Data supplied ▸
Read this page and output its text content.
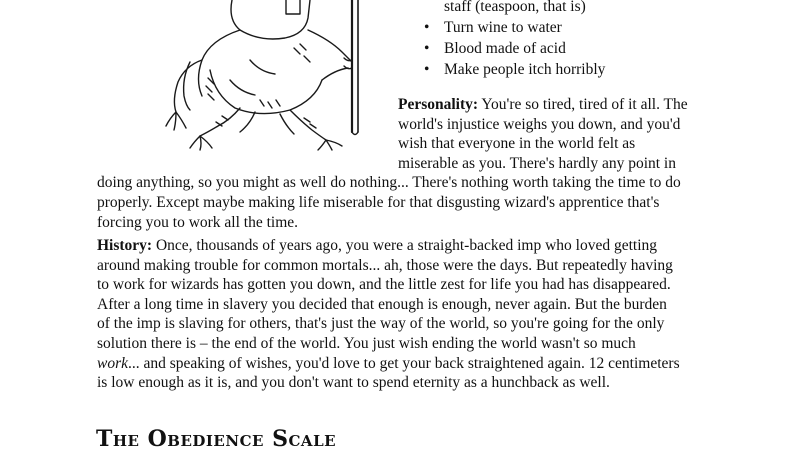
staff (teaspoon, that is)
• Turn wine to water
• Blood made of acid
• Make people itch horribly
Personality: You're so tired, tired of it all. The
world's injustice weighs you down, and you'd
wish that everyone in the world felt as
miserable as you. There's hardly any point in
doing anything, so you might as well do nothing... There's nothing worth taking the time to do
properly. Except maybe making life miserable for that disgusting wizard's apprentice that's
forcing you to work all the time.
History: Once, thousands of years ago, you were a straight-backed imp who loved getting
around making trouble for common mortals... ah, those were the days. But repeatedly having
to work for wizards has gotten you down, and the little zest for life you had has disappeared.
After a long time in slavery you decided that enough is enough, never again. But the burden
of the imp is slaving for others, that's just the way of the world, so you're going for the only
solution there is – the end of the world. You just wish ending the world wasn't so much
work... and speaking of wishes, you'd love to get your back straightened again. 12 centimeters
is low enough as it is, and you don't want to spend eternity as a hunchback as well.
The Obedience Scale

What needs to be done ▸
From the entries above, select each line containing the string "were".

The response ▸
History: Once, thousands of years ago, you were a straight-backed imp who loved getting
around making trouble for common mortals... ah, those were the days. But repeatedly having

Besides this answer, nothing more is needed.